Description of the task:
Drop every picture, then transcribe the remaining data exactly.

(Extracts from a graphics dataset)

******

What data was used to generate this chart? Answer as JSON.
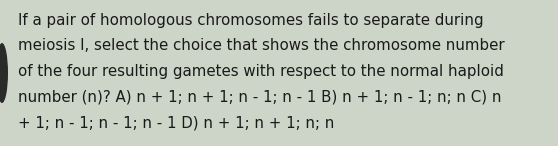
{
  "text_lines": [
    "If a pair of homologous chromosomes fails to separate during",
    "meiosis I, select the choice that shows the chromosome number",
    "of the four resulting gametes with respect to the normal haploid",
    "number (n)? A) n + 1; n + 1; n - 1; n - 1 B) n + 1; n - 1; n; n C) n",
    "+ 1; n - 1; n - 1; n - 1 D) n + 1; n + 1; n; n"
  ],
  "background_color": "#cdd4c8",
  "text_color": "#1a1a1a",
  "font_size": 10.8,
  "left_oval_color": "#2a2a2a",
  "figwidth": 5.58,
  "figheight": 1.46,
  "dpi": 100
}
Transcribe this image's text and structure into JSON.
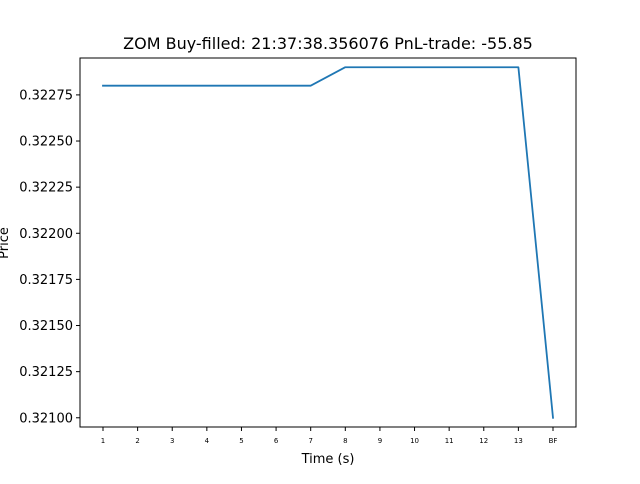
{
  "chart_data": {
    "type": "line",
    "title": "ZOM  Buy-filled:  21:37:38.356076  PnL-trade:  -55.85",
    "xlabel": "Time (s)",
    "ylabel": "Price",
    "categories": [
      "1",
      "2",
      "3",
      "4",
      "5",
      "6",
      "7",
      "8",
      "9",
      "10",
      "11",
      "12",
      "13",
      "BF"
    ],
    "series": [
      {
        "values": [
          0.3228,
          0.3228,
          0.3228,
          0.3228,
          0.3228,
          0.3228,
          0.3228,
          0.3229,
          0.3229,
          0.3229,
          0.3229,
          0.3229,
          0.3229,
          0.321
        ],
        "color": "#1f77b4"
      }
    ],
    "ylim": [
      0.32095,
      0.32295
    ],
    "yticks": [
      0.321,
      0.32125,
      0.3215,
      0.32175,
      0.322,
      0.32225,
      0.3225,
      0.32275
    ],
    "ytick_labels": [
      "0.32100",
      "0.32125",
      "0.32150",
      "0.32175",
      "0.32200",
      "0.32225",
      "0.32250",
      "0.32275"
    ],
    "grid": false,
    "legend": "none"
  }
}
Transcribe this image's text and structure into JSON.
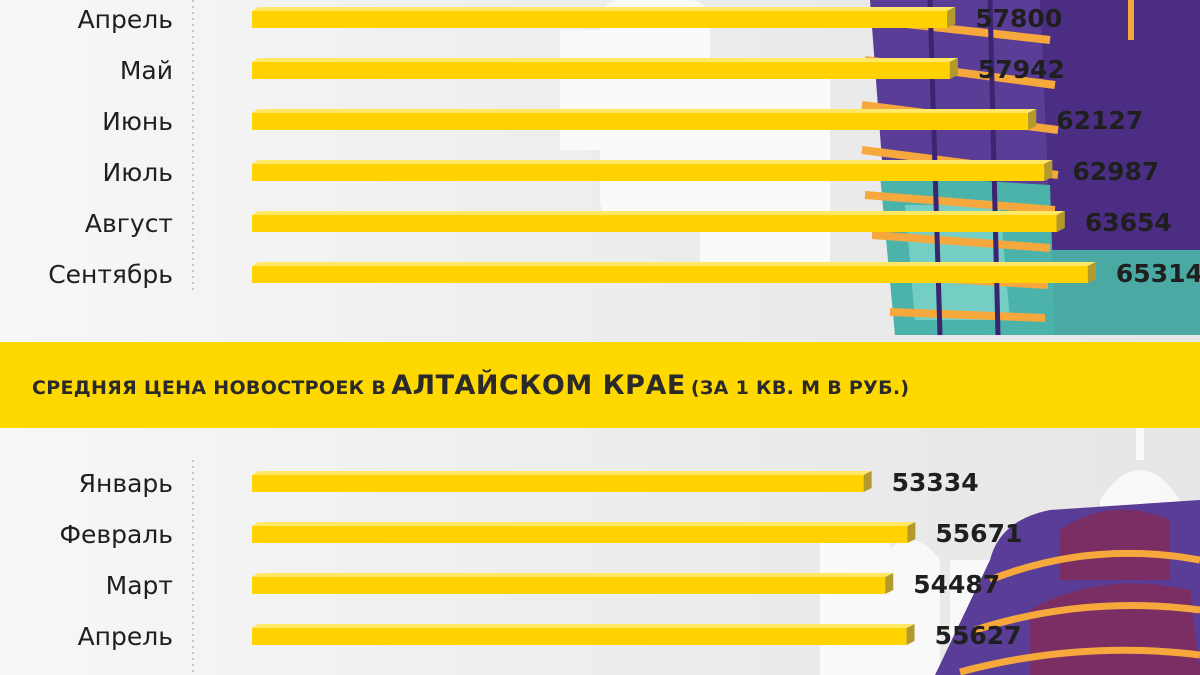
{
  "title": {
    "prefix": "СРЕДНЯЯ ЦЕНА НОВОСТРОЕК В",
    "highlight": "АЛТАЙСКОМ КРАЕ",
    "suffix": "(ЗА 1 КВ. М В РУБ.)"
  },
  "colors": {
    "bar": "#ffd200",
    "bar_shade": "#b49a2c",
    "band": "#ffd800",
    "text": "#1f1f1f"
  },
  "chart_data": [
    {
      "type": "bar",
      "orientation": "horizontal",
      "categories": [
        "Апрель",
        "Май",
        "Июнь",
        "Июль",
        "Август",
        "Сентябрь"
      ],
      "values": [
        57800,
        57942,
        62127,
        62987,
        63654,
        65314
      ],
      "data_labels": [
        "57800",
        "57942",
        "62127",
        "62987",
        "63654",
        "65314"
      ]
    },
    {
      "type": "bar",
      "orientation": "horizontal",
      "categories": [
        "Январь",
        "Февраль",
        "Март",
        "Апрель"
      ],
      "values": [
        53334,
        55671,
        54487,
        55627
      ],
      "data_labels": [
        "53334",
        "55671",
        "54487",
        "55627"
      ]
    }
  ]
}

******

Complete output:
What data was used to generate this chart? Answer as JSON.
{
  "text_lines": [
    "If a pair of homologous chromosomes fails to separate during",
    "meiosis I, select the choice that shows the chromosome number",
    "of the four resulting gametes with respect to the normal haploid",
    "number (n)? A) n + 1; n + 1; n - 1; n - 1 B) n + 1; n - 1; n; n C) n",
    "+ 1; n - 1; n - 1; n - 1 D) n + 1; n + 1; n; n"
  ],
  "background_color": "#cdd4c8",
  "text_color": "#1a1a1a",
  "font_size": 10.8,
  "left_oval_color": "#2a2a2a",
  "figwidth": 5.58,
  "figheight": 1.46,
  "dpi": 100
}
Transcribe this image's text and structure into JSON.
{
  "chart_data": {
    "type": "line",
    "title": "ZOM  Buy-filled:  21:37:38.356076  PnL-trade:  -55.85",
    "xlabel": "Time (s)",
    "ylabel": "Price",
    "categories": [
      "1",
      "2",
      "3",
      "4",
      "5",
      "6",
      "7",
      "8",
      "9",
      "10",
      "11",
      "12",
      "13",
      "BF"
    ],
    "series": [
      {
        "values": [
          0.3228,
          0.3228,
          0.3228,
          0.3228,
          0.3228,
          0.3228,
          0.3228,
          0.3229,
          0.3229,
          0.3229,
          0.3229,
          0.3229,
          0.3229,
          0.321
        ],
        "color": "#1f77b4"
      }
    ],
    "ylim": [
      0.32095,
      0.32295
    ],
    "yticks": [
      0.321,
      0.32125,
      0.3215,
      0.32175,
      0.322,
      0.32225,
      0.3225,
      0.32275
    ],
    "ytick_labels": [
      "0.32100",
      "0.32125",
      "0.32150",
      "0.32175",
      "0.32200",
      "0.32225",
      "0.32250",
      "0.32275"
    ],
    "grid": false,
    "legend": "none"
  }
}
Transcribe this image's text and structure into JSON.
{
  "title": {
    "prefix": "СРЕДНЯЯ ЦЕНА НОВОСТРОЕК В",
    "highlight": "АЛТАЙСКОМ КРАЕ",
    "suffix": "(ЗА 1 КВ. М В РУБ.)"
  },
  "colors": {
    "bar": "#ffd200",
    "bar_shade": "#b49a2c",
    "band": "#ffd800",
    "text": "#1f1f1f"
  },
  "chart_data": [
    {
      "type": "bar",
      "orientation": "horizontal",
      "categories": [
        "Апрель",
        "Май",
        "Июнь",
        "Июль",
        "Август",
        "Сентябрь"
      ],
      "values": [
        57800,
        57942,
        62127,
        62987,
        63654,
        65314
      ],
      "data_labels": [
        "57800",
        "57942",
        "62127",
        "62987",
        "63654",
        "65314"
      ]
    },
    {
      "type": "bar",
      "orientation": "horizontal",
      "categories": [
        "Январь",
        "Февраль",
        "Март",
        "Апрель"
      ],
      "values": [
        53334,
        55671,
        54487,
        55627
      ],
      "data_labels": [
        "53334",
        "55671",
        "54487",
        "55627"
      ]
    }
  ]
}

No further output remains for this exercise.